• [INSTRUCTION]
Each entry that follows is to be retyped exactly. Pictures do not belong in the copy.
-.-.-
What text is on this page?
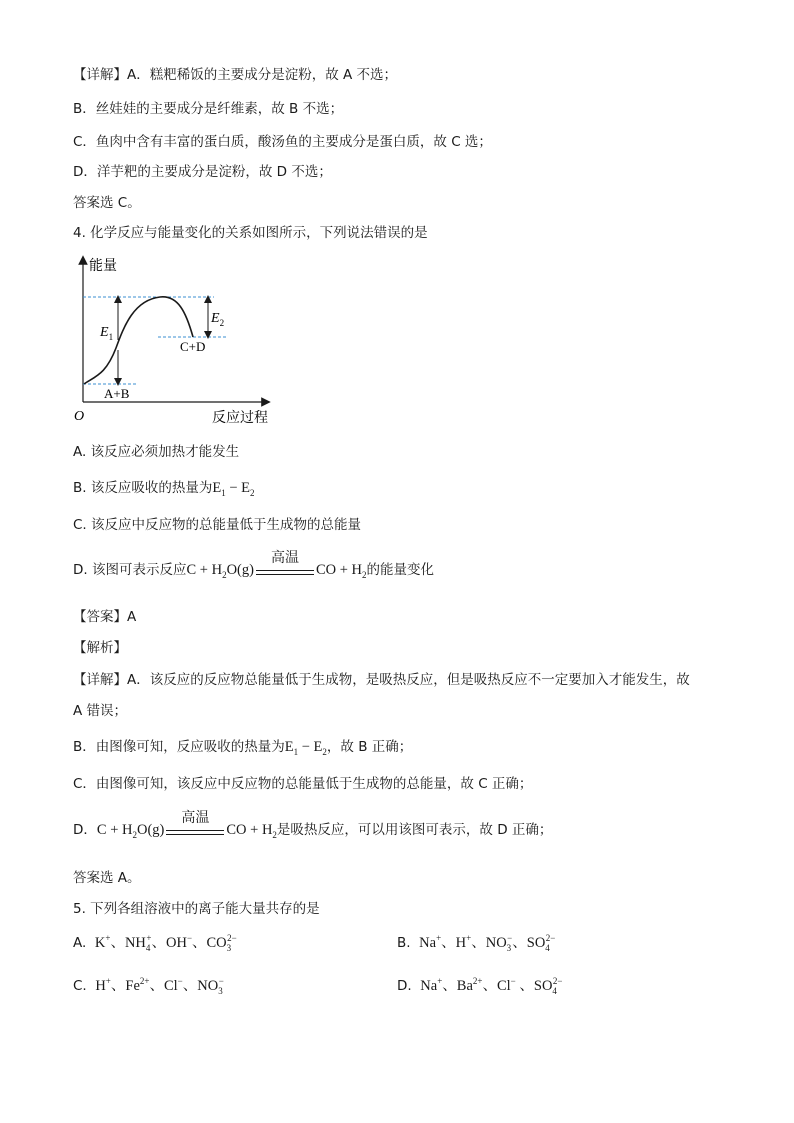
【详解】A．糕粑稀饭的主要成分是淀粉，故 A 不选；
B．丝娃娃的主要成分是纤维素，故 B 不选；
C．鱼肉中含有丰富的蛋白质，酸汤鱼的主要成分是蛋白质，故 C 选；
D．洋芋粑的主要成分是淀粉，故 D 不选；
答案选 C。
4. 化学反应与能量变化的关系如图所示，下列说法错误的是
能量
反应过程
O
$E_1$
$E_2$
C+D
A+B
A. 该反应必须加热才能发生
B. 该反应吸收的热量为$E_1 - E_2$
C. 该反应中反应物的总能量低于生成物的总能量
D. 该图可表示反应$C + H_2O(g)$
高温
CO + $H_2$的能量变化
【答案】A
【解析】
【详解】A．该反应的反应物总能量低于生成物，是吸热反应，但是吸热反应不一定要加入才能发生，故
A 错误；
B．由图像可知，反应吸收的热量为$E_1 - E_2$，故 B 正确；
C．由图像可知，该反应中反应物的总能量低于生成物的总能量，故 C 正确；
D．$C + H_2O(g)$
高温
CO + $H_2$是吸热反应，可以用该图可表示，故 D 正确；
答案选 A。
5. 下列各组溶液中的离子能大量共存的是
A. K+、$NH_4^+$、OH−、$CO_3^{2-}$	B. Na+、H+、$NO_3^-$、$SO_4^{2-}$
C. H+、$Fe^{2+}$、Cl−、$NO_3^-$	D. Na+、$Ba^{2+}$、Cl− 、$SO_4^{2-}$
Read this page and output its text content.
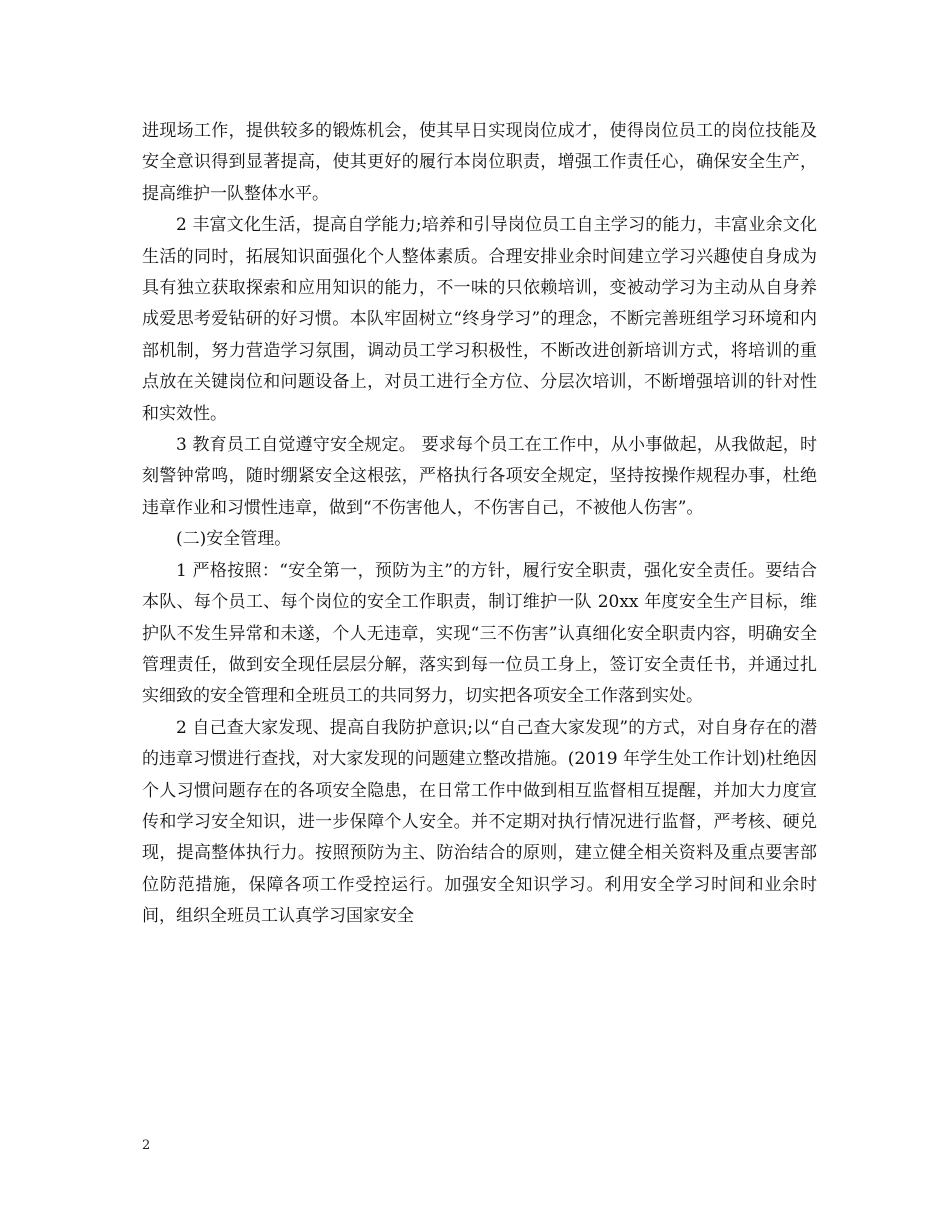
进现场工作，提供较多的锻炼机会，使其早日实现岗位成才，使得岗位员工的岗位技能及安全意识得到显著提高，使其更好的履行本岗位职责，增强工作责任心，确保安全生产，提高维护一队整体水平。

2 丰富文化生活，提高自学能力;培养和引导岗位员工自主学习的能力，丰富业余文化生活的同时，拓展知识面强化个人整体素质。合理安排业余时间建立学习兴趣使自身成为具有独立获取探索和应用知识的能力，不一味的只依赖培训，变被动学习为主动从自身养成爱思考爱钻研的好习惯。本队牢固树立“终身学习”的理念，不断完善班组学习环境和内部机制，努力营造学习氛围，调动员工学习积极性，不断改进创新培训方式，将培训的重点放在关键岗位和问题设备上，对员工进行全方位、分层次培训，不断增强培训的针对性和实效性。

3 教育员工自觉遵守安全规定。 要求每个员工在工作中，从小事做起，从我做起，时刻警钟常鸣，随时绷紧安全这根弦，严格执行各项安全规定，坚持按操作规程办事，杜绝违章作业和习惯性违章，做到“不伤害他人，不伤害自己，不被他人伤害”。

(二)安全管理。

1 严格按照：“安全第一，预防为主”的方针，履行安全职责，强化安全责任。要结合本队、每个员工、每个岗位的安全工作职责，制订维护一队 20xx 年度安全生产目标，维护队不发生异常和未遂，个人无违章，实现“三不伤害”认真细化安全职责内容，明确安全管理责任，做到安全现任层层分解，落实到每一位员工身上，签订安全责任书，并通过扎实细致的安全管理和全班员工的共同努力，切实把各项安全工作落到实处。

2 自己查大家发现、提高自我防护意识;以“自己查大家发现”的方式，对自身存在的潜的违章习惯进行查找，对大家发现的问题建立整改措施。(2019 年学生处工作计划)杜绝因个人习惯问题存在的各项安全隐患，在日常工作中做到相互监督相互提醒，并加大力度宣传和学习安全知识，进一步保障个人安全。并不定期对执行情况进行监督，严考核、硬兑现，提高整体执行力。按照预防为主、防治结合的原则，建立健全相关资料及重点要害部位防范措施，保障各项工作受控运行。加强安全知识学习。利用安全学习时间和业余时间，组织全班员工认真学习国家安全

2
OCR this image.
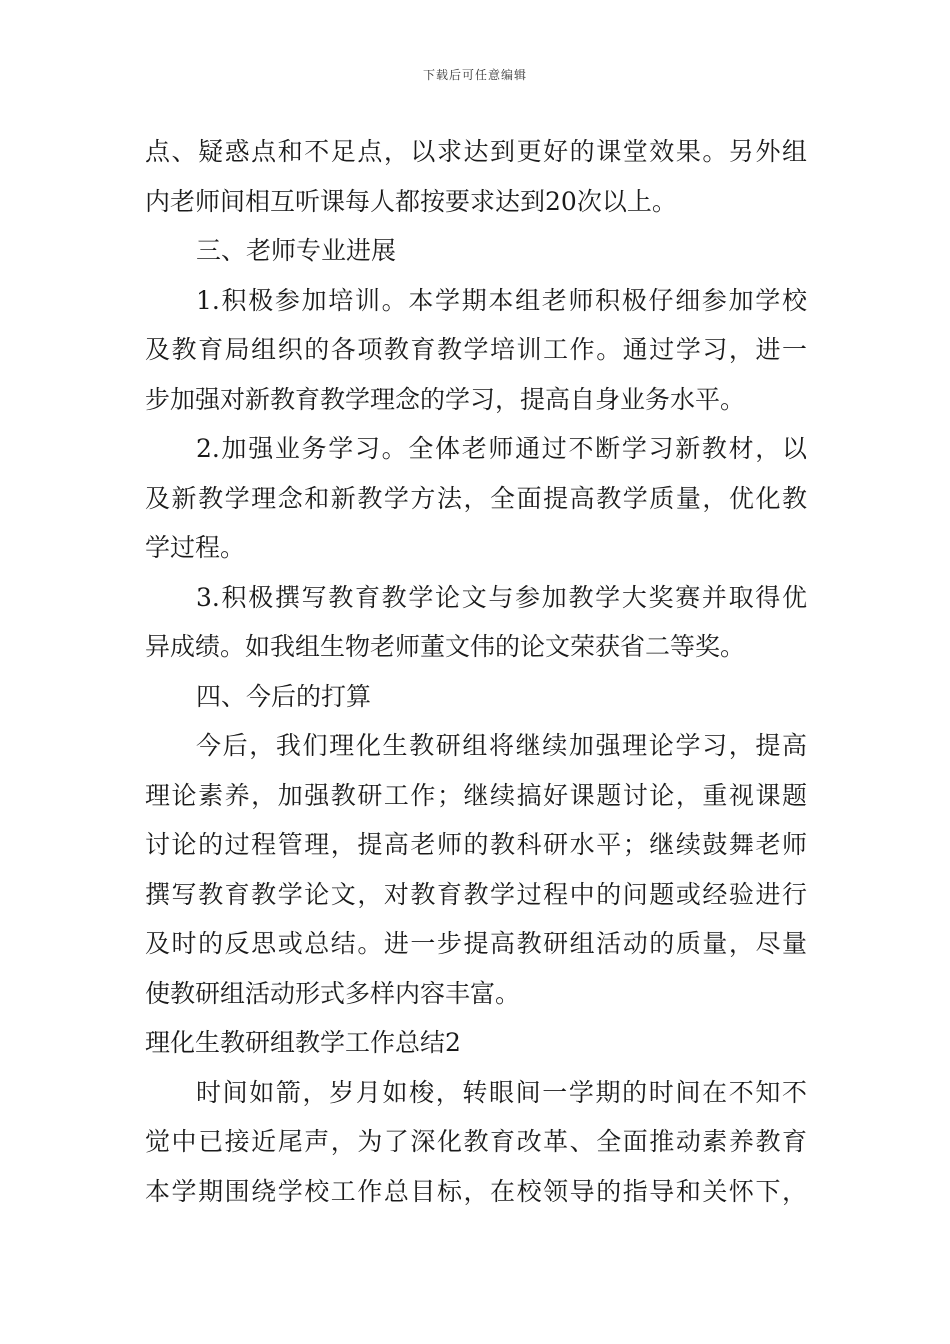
下载后可任意编辑
点、疑惑点和不足点，以求达到更好的课堂效果。另外组
内老师间相互听课每人都按要求达到20次以上。
三、老师专业进展
1.积极参加培训。本学期本组老师积极仔细参加学校
及教育局组织的各项教育教学培训工作。通过学习，进一
步加强对新教育教学理念的学习，提高自身业务水平。
2.加强业务学习。全体老师通过不断学习新教材，以
及新教学理念和新教学方法，全面提高教学质量，优化教
学过程。
3.积极撰写教育教学论文与参加教学大奖赛并取得优
异成绩。如我组生物老师董文伟的论文荣获省二等奖。
四、今后的打算
今后，我们理化生教研组将继续加强理论学习，提高
理论素养，加强教研工作；继续搞好课题讨论，重视课题
讨论的过程管理，提高老师的教科研水平；继续鼓舞老师
撰写教育教学论文，对教育教学过程中的问题或经验进行
及时的反思或总结。进一步提高教研组活动的质量，尽量
使教研组活动形式多样内容丰富。
理化生教研组教学工作总结2
时间如箭，岁月如梭，转眼间一学期的时间在不知不
觉中已接近尾声，为了深化教育改革、全面推动素养教育
本学期围绕学校工作总目标，在校领导的指导和关怀下，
-.-.-
• [FINAL RESULT]
What text is on this page?
【详解】A．糕粑稀饭的主要成分是淀粉，故 A 不选；
B．丝娃娃的主要成分是纤维素，故 B 不选；
C．鱼肉中含有丰富的蛋白质，酸汤鱼的主要成分是蛋白质，故 C 选；
D．洋芋粑的主要成分是淀粉，故 D 不选；
答案选 C。
4. 化学反应与能量变化的关系如图所示，下列说法错误的是
能量
反应过程
O
$E_1$
$E_2$
C+D
A+B
A. 该反应必须加热才能发生
B. 该反应吸收的热量为$E_1 - E_2$
C. 该反应中反应物的总能量低于生成物的总能量
D. 该图可表示反应$C + H_2O(g)$
高温
CO + $H_2$的能量变化
【答案】A
【解析】
【详解】A．该反应的反应物总能量低于生成物，是吸热反应，但是吸热反应不一定要加入才能发生，故
A 错误；
B．由图像可知，反应吸收的热量为$E_1 - E_2$，故 B 正确；
C．由图像可知，该反应中反应物的总能量低于生成物的总能量，故 C 正确；
D．$C + H_2O(g)$
高温
CO + $H_2$是吸热反应，可以用该图可表示，故 D 正确；
答案选 A。
5. 下列各组溶液中的离子能大量共存的是
A. K+、$NH_4^+$、OH−、$CO_3^{2-}$	B. Na+、H+、$NO_3^-$、$SO_4^{2-}$
C. H+、$Fe^{2+}$、Cl−、$NO_3^-$	D. Na+、$Ba^{2+}$、Cl− 、$SO_4^{2-}$
Read this page and output its text content.
进现场工作，提供较多的锻炼机会，使其早日实现岗位成才，使得岗位员工的岗位技能及安全意识得到显著提高，使其更好的履行本岗位职责，增强工作责任心，确保安全生产，提高维护一队整体水平。

2 丰富文化生活，提高自学能力;培养和引导岗位员工自主学习的能力，丰富业余文化生活的同时，拓展知识面强化个人整体素质。合理安排业余时间建立学习兴趣使自身成为具有独立获取探索和应用知识的能力，不一味的只依赖培训，变被动学习为主动从自身养成爱思考爱钻研的好习惯。本队牢固树立“终身学习”的理念，不断完善班组学习环境和内部机制，努力营造学习氛围，调动员工学习积极性，不断改进创新培训方式，将培训的重点放在关键岗位和问题设备上，对员工进行全方位、分层次培训，不断增强培训的针对性和实效性。

3 教育员工自觉遵守安全规定。 要求每个员工在工作中，从小事做起，从我做起，时刻警钟常鸣，随时绷紧安全这根弦，严格执行各项安全规定，坚持按操作规程办事，杜绝违章作业和习惯性违章，做到“不伤害他人，不伤害自己，不被他人伤害”。

(二)安全管理。

1 严格按照：“安全第一，预防为主”的方针，履行安全职责，强化安全责任。要结合本队、每个员工、每个岗位的安全工作职责，制订维护一队 20xx 年度安全生产目标，维护队不发生异常和未遂，个人无违章，实现“三不伤害”认真细化安全职责内容，明确安全管理责任，做到安全现任层层分解，落实到每一位员工身上，签订安全责任书，并通过扎实细致的安全管理和全班员工的共同努力，切实把各项安全工作落到实处。

2 自己查大家发现、提高自我防护意识;以“自己查大家发现”的方式，对自身存在的潜的违章习惯进行查找，对大家发现的问题建立整改措施。(2019 年学生处工作计划)杜绝因个人习惯问题存在的各项安全隐患，在日常工作中做到相互监督相互提醒，并加大力度宣传和学习安全知识，进一步保障个人安全。并不定期对执行情况进行监督，严考核、硬兑现，提高整体执行力。按照预防为主、防治结合的原则，建立健全相关资料及重点要害部位防范措施，保障各项工作受控运行。加强安全知识学习。利用安全学习时间和业余时间，组织全班员工认真学习国家安全

2
OCR this image.
下载后可任意编辑
点、疑惑点和不足点，以求达到更好的课堂效果。另外组
内老师间相互听课每人都按要求达到20次以上。
三、老师专业进展
1.积极参加培训。本学期本组老师积极仔细参加学校
及教育局组织的各项教育教学培训工作。通过学习，进一
步加强对新教育教学理念的学习，提高自身业务水平。
2.加强业务学习。全体老师通过不断学习新教材，以
及新教学理念和新教学方法，全面提高教学质量，优化教
学过程。
3.积极撰写教育教学论文与参加教学大奖赛并取得优
异成绩。如我组生物老师董文伟的论文荣获省二等奖。
四、今后的打算
今后，我们理化生教研组将继续加强理论学习，提高
理论素养，加强教研工作；继续搞好课题讨论，重视课题
讨论的过程管理，提高老师的教科研水平；继续鼓舞老师
撰写教育教学论文，对教育教学过程中的问题或经验进行
及时的反思或总结。进一步提高教研组活动的质量，尽量
使教研组活动形式多样内容丰富。
理化生教研组教学工作总结2
时间如箭，岁月如梭，转眼间一学期的时间在不知不
觉中已接近尾声，为了深化教育改革、全面推动素养教育
本学期围绕学校工作总目标，在校领导的指导和关怀下，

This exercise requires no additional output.